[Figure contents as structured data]
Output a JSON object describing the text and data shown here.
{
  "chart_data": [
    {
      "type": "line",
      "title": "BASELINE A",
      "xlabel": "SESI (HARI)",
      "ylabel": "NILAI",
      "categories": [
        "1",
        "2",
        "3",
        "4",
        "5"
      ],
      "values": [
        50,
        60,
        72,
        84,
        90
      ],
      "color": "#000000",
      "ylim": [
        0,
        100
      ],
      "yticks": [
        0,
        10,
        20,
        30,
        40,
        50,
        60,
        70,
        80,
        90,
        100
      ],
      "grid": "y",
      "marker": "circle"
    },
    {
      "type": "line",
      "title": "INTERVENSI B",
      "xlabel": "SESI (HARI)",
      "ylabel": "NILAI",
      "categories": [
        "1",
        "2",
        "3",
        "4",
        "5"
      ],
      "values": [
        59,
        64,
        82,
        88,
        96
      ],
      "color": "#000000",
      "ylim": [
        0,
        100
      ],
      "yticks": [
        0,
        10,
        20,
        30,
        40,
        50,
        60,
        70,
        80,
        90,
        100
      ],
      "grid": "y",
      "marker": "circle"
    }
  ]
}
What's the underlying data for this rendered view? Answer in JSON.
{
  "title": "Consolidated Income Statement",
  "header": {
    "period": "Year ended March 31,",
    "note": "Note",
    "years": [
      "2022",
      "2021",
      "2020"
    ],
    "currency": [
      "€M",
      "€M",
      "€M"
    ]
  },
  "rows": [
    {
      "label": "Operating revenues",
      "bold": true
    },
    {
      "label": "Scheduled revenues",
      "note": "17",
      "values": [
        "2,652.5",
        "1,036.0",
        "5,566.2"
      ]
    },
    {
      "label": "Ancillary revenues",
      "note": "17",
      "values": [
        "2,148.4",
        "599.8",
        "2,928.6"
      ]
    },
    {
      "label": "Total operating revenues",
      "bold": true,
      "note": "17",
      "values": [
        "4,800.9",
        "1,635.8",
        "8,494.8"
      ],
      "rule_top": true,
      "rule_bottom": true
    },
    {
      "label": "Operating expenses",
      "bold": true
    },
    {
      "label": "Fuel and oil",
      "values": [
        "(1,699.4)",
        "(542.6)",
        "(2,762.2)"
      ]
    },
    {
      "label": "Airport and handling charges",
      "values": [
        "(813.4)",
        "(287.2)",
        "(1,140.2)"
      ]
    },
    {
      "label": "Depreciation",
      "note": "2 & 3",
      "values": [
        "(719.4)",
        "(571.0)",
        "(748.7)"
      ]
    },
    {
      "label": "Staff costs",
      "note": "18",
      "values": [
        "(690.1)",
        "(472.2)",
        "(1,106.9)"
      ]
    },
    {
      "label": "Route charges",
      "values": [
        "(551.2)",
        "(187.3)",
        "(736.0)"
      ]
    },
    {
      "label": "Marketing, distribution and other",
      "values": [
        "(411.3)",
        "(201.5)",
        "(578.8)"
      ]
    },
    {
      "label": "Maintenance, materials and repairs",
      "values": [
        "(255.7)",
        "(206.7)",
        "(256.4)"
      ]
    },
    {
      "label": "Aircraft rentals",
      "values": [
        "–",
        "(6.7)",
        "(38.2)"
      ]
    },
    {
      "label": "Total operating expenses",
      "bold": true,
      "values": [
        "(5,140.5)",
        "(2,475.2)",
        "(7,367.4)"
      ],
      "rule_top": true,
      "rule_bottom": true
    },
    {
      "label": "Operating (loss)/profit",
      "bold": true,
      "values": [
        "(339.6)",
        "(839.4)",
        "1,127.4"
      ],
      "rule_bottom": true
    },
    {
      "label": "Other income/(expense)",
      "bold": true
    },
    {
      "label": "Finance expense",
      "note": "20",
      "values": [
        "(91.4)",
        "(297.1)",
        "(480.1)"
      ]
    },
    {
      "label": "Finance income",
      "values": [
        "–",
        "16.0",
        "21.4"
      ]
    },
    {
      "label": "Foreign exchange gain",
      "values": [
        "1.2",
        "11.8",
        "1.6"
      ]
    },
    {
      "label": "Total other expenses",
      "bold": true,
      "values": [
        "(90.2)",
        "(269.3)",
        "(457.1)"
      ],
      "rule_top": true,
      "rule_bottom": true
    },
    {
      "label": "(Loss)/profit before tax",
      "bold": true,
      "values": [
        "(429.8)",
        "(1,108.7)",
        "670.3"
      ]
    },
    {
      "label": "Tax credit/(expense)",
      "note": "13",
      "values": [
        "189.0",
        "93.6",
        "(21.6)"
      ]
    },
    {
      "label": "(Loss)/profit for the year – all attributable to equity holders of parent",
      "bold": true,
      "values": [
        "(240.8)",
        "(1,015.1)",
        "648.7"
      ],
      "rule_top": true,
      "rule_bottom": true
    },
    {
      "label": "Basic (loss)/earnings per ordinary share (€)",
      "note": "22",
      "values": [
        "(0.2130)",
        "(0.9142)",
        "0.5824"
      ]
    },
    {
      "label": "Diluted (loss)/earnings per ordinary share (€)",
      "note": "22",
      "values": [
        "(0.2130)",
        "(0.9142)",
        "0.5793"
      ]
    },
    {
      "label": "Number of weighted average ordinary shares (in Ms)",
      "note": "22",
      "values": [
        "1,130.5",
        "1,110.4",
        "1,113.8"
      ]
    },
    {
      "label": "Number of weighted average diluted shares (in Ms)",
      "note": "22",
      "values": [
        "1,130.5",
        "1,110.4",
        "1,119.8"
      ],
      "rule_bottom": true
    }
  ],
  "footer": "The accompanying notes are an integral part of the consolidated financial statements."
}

**To do**
Reproduce every line of the listing above in which the string "title" appears.

**Output for this exercise**
      "title": "BASELINE A",
      "title": "INTERVENSI B",
  "title": "Consolidated Income Statement",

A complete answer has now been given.